In the records, from the first line through the line containing "x-tick-label: 2020 (719, 693, 768, 718)", change "x-tick-label" to "x-axis-tick" and reproduce those lines with nothing else altered.

%%

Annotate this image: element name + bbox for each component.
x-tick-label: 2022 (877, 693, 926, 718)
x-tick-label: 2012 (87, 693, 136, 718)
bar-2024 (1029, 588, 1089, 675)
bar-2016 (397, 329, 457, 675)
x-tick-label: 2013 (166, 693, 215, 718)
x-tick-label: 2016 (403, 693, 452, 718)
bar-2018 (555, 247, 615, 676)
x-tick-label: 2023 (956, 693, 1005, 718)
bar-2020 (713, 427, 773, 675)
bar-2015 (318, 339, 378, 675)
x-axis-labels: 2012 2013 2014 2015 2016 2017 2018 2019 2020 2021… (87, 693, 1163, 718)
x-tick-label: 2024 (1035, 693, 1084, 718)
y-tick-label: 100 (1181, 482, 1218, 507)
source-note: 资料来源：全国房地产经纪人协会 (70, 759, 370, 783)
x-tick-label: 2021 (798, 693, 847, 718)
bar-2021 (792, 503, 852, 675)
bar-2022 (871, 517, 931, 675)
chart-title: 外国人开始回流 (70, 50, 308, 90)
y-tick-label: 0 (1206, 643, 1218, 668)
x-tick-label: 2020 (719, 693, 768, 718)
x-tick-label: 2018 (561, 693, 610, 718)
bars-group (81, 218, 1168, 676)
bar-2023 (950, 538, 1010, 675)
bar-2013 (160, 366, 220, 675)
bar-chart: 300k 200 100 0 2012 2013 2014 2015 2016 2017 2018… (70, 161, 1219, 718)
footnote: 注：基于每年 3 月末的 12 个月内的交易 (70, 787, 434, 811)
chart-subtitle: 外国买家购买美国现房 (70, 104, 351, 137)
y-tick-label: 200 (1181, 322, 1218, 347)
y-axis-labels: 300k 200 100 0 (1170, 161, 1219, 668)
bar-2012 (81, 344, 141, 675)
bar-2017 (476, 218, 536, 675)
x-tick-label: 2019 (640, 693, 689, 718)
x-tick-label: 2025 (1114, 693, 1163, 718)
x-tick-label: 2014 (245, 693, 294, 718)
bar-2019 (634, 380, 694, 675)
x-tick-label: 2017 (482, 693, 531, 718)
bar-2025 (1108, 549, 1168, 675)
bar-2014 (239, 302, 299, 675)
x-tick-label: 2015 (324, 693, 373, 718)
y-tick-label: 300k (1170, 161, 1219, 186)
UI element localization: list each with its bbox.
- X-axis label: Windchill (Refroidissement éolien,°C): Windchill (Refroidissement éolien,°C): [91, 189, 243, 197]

%%

Solution:
Annotate this image: element name + bbox for each component.
x-axis-tick: 2022 (877, 693, 926, 718)
x-axis-tick: 2012 (87, 693, 136, 718)
bar-2024 (1029, 588, 1089, 675)
bar-2016 (397, 329, 457, 675)
x-axis-tick: 2013 (166, 693, 215, 718)
x-axis-tick: 2016 (403, 693, 452, 718)
bar-2018 (555, 247, 615, 676)
x-axis-tick: 2023 (956, 693, 1005, 718)
bar-2020 (713, 427, 773, 675)
bar-2015 (318, 339, 378, 675)
x-axis-labels: 2012 2013 2014 2015 2016 2017 2018 2019 2020 2021… (87, 693, 1163, 718)
x-axis-tick: 2024 (1035, 693, 1084, 718)
y-tick-label: 100 (1181, 482, 1218, 507)
source-note: 资料来源：全国房地产经纪人协会 (70, 759, 370, 783)
x-axis-tick: 2021 (798, 693, 847, 718)
bar-2021 (792, 503, 852, 675)
bar-2022 (871, 517, 931, 675)
chart-title: 外国人开始回流 (70, 50, 308, 90)
y-tick-label: 0 (1206, 643, 1218, 668)
x-axis-tick: 2020 (719, 693, 768, 718)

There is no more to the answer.